◆ **Brief**: Give every line from the entries that contains "name".

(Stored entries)
--

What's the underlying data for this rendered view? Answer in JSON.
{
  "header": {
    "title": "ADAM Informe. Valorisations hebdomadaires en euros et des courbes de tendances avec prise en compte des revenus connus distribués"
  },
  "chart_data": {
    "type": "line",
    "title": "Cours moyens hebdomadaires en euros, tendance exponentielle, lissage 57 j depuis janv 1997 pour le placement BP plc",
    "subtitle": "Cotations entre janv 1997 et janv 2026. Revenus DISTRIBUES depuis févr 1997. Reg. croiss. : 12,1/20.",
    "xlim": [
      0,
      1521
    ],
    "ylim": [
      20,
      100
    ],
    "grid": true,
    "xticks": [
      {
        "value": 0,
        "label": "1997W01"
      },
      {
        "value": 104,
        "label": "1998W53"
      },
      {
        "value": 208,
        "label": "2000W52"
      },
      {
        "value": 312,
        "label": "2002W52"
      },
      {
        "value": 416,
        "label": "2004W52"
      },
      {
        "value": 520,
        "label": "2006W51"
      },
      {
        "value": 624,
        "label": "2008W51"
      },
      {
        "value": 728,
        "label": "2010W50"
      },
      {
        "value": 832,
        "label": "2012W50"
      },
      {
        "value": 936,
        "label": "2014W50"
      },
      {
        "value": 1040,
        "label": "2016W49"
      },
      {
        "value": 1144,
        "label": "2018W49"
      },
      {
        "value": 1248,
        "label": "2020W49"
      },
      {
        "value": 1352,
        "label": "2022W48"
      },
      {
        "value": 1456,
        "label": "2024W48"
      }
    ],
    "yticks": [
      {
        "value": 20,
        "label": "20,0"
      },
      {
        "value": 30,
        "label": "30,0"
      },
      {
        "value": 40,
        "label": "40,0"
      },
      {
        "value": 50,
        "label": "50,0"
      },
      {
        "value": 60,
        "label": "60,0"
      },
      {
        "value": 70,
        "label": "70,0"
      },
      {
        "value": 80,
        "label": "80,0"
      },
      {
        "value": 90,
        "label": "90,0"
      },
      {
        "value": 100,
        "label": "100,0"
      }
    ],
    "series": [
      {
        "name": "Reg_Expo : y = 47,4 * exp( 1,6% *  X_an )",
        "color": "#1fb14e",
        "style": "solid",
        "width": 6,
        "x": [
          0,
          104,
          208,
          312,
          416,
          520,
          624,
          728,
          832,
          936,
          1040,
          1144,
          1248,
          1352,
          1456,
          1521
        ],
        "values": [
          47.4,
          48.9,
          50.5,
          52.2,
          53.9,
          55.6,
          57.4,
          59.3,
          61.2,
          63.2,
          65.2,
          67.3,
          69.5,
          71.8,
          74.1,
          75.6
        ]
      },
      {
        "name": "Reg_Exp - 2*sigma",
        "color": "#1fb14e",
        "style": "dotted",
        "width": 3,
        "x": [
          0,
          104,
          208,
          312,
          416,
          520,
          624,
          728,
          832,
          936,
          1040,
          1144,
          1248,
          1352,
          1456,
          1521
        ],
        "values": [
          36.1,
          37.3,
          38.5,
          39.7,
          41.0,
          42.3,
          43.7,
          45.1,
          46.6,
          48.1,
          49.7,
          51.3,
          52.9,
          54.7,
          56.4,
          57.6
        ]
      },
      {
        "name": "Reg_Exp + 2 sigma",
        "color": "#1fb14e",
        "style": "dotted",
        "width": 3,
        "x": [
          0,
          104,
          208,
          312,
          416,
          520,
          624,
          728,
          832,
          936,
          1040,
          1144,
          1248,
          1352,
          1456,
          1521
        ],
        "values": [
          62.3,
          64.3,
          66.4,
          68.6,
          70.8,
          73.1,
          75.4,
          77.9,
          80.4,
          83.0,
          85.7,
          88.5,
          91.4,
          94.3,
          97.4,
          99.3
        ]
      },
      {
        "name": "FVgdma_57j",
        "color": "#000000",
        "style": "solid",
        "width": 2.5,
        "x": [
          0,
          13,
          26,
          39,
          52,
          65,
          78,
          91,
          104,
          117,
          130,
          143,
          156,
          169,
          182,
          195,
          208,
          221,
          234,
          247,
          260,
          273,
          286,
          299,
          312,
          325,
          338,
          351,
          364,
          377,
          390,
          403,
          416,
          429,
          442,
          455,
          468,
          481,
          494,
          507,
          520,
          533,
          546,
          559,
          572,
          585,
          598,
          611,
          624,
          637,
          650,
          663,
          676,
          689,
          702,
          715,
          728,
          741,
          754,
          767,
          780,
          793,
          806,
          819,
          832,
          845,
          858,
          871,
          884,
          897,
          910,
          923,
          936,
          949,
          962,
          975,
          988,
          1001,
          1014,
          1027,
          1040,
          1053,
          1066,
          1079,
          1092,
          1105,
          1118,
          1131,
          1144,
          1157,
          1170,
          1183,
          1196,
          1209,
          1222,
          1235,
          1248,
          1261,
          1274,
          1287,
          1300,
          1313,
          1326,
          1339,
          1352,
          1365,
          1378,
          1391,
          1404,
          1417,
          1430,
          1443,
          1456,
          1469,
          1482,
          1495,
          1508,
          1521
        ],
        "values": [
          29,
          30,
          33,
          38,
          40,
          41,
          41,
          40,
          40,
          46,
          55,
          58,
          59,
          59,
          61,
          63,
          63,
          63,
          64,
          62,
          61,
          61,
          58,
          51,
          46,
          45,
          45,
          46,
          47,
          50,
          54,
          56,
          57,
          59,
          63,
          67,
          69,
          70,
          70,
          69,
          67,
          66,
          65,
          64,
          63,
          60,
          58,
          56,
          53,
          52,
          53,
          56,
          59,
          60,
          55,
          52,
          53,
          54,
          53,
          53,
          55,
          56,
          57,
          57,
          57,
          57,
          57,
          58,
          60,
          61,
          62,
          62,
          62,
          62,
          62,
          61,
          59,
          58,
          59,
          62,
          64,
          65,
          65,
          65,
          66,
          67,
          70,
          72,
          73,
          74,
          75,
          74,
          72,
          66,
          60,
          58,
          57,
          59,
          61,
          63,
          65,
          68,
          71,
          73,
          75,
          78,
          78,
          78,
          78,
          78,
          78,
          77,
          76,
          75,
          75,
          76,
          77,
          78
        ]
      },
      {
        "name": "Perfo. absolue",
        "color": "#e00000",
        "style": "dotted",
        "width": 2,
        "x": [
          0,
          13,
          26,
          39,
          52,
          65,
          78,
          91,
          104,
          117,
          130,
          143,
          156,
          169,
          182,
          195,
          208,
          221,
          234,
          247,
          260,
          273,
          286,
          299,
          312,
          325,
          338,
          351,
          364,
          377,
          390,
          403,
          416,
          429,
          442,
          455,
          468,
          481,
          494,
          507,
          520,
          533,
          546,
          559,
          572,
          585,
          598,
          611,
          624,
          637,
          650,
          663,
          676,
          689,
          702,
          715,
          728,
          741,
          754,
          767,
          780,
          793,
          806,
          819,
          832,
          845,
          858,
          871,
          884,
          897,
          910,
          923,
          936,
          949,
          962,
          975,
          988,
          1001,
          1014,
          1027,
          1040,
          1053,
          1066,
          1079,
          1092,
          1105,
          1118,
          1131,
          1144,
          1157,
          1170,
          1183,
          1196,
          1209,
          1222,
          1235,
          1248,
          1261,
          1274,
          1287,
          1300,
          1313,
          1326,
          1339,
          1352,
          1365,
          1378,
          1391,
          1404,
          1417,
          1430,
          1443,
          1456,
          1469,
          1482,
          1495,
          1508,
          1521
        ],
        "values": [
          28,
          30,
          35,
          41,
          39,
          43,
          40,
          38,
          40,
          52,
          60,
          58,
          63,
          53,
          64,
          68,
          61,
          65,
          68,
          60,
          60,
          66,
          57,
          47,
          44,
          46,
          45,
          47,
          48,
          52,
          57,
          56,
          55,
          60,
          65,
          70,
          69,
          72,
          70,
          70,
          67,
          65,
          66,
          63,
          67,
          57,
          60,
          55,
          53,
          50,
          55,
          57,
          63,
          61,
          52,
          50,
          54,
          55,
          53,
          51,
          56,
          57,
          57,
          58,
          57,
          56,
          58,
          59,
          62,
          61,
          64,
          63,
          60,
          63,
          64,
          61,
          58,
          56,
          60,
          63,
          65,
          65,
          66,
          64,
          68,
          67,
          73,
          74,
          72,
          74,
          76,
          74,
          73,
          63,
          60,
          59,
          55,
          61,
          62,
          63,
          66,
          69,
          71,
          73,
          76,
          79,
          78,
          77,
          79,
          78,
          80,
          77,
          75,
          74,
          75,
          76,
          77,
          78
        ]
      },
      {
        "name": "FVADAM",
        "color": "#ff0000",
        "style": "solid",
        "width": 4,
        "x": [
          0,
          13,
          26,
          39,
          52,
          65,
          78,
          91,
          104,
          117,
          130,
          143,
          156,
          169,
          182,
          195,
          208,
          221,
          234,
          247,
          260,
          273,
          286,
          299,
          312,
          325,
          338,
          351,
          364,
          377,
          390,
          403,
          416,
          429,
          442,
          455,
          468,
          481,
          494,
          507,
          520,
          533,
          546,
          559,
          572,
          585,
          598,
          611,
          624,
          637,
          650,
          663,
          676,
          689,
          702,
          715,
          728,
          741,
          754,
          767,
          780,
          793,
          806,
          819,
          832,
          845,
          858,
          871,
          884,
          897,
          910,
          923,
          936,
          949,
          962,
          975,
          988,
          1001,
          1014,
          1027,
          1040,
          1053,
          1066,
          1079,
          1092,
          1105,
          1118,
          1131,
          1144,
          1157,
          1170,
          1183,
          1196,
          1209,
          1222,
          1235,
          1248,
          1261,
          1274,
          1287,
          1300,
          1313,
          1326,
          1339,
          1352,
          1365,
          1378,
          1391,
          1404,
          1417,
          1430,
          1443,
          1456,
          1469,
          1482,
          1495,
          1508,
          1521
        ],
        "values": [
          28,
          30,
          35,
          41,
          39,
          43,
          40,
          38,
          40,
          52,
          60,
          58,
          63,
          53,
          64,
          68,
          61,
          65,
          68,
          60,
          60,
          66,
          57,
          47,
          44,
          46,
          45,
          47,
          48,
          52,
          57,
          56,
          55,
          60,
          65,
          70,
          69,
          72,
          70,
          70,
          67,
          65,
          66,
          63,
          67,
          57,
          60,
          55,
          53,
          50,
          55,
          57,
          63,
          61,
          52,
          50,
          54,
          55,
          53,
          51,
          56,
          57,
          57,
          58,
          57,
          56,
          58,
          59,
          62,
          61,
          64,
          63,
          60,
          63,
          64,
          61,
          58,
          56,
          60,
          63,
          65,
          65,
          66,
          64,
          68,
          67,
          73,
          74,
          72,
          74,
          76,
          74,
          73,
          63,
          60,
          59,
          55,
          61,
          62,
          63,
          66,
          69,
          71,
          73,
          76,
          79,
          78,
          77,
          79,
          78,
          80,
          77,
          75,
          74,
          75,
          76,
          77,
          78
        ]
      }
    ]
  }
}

--

◆ **Reply to the exercise**:
        "name": "Reg_Expo : y = 47,4 * exp( 1,6% *  X_an )",
        "name": "Reg_Exp - 2*sigma",
        "name": "Reg_Exp + 2 sigma",
        "name": "FVgdma_57j",
        "name": "Perfo. absolue",
        "name": "FVADAM",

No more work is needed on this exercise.